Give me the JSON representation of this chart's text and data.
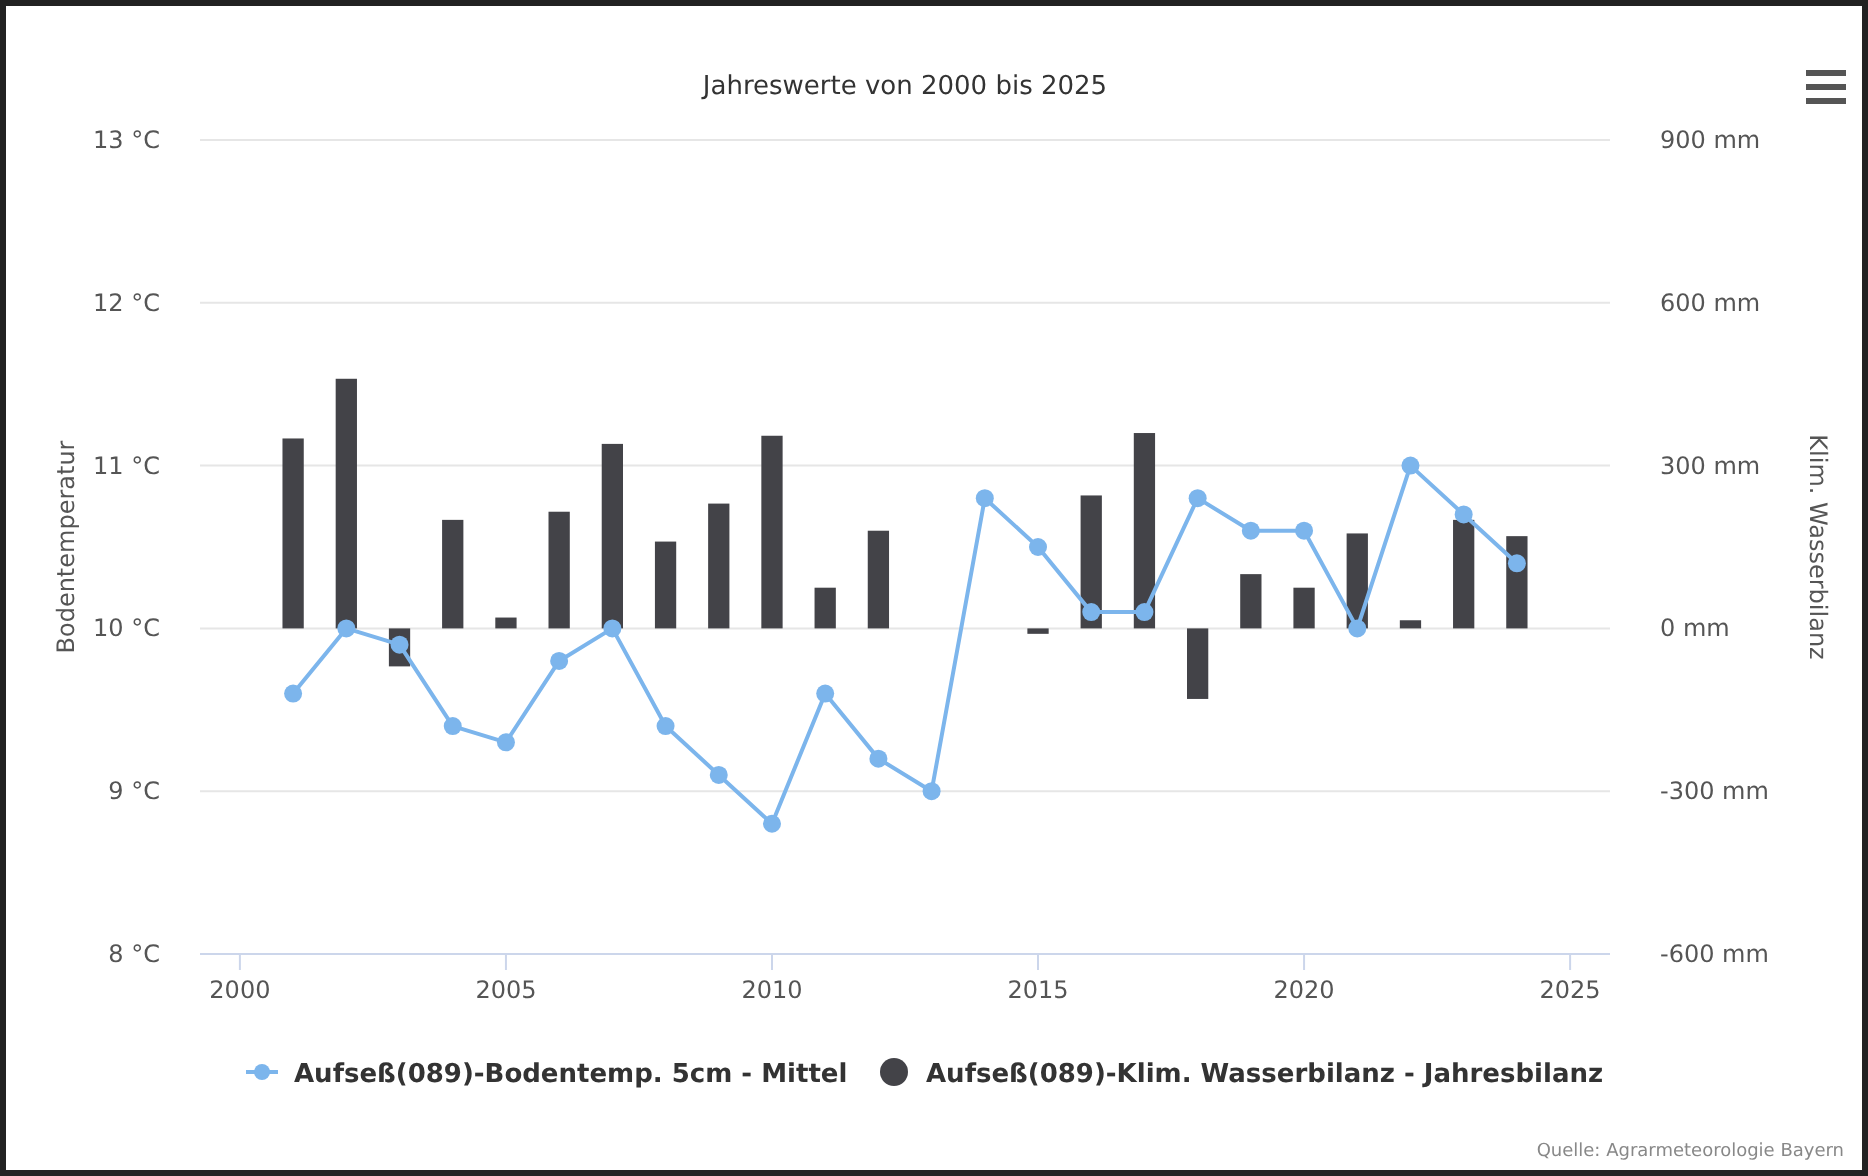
{
  "chart_data": {
    "type": "bar",
    "title": "Jahreswerte von 2000 bis 2025",
    "ylabel": "Bodentemperatur",
    "y2label": "Klim. Wasserbilanz",
    "x": [
      2001,
      2002,
      2003,
      2004,
      2005,
      2006,
      2007,
      2008,
      2009,
      2010,
      2011,
      2012,
      2013,
      2014,
      2015,
      2016,
      2017,
      2018,
      2019,
      2020,
      2021,
      2022,
      2023,
      2024
    ],
    "series": [
      {
        "name": "Aufseß(089)-Bodentemp. 5cm - Mittel",
        "type": "line",
        "color": "#7cb5ec",
        "marker": "circle",
        "values": [
          9.6,
          10.0,
          9.9,
          9.4,
          9.3,
          9.8,
          10.0,
          9.4,
          9.1,
          8.8,
          9.6,
          9.2,
          9.0,
          10.8,
          10.5,
          10.1,
          10.1,
          10.8,
          10.6,
          10.6,
          10.0,
          11.0,
          10.7,
          10.4
        ]
      },
      {
        "name": "Aufseß(089)-Klim. Wasserbilanz - Jahresbilanz",
        "axis": "y2",
        "color": "#434348",
        "values": [
          350,
          460,
          -70,
          200,
          20,
          215,
          340,
          160,
          230,
          355,
          75,
          180,
          null,
          null,
          -10,
          245,
          360,
          -130,
          100,
          75,
          175,
          15,
          200,
          170
        ]
      }
    ],
    "xlim": [
      1999.25,
      2025.75
    ],
    "xticks": [
      2000,
      2005,
      2010,
      2015,
      2020,
      2025
    ],
    "ylim": [
      8,
      13
    ],
    "yticks": [
      {
        "value": 8,
        "label": "8 °C"
      },
      {
        "value": 9,
        "label": "9 °C"
      },
      {
        "value": 10,
        "label": "10 °C"
      },
      {
        "value": 11,
        "label": "11 °C"
      },
      {
        "value": 12,
        "label": "12 °C"
      },
      {
        "value": 13,
        "label": "13 °C"
      }
    ],
    "y2lim": [
      -600,
      900
    ],
    "y2ticks": [
      {
        "value": -600,
        "label": "-600 mm"
      },
      {
        "value": -300,
        "label": "-300 mm"
      },
      {
        "value": 0,
        "label": "0 mm"
      },
      {
        "value": 300,
        "label": "300 mm"
      },
      {
        "value": 600,
        "label": "600 mm"
      },
      {
        "value": 900,
        "label": "900 mm"
      }
    ],
    "grid": "y",
    "legend": "bottom",
    "annotations": [
      "Quelle: Agrarmeteorologie Bayern"
    ]
  }
}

## Exercise objective
Select from the material above each line in which the string "name" appears, and list those lines.

## Written reply
        "name": "Aufseß(089)-Bodentemp. 5cm - Mittel",
        "name": "Aufseß(089)-Klim. Wasserbilanz - Jahresbilanz",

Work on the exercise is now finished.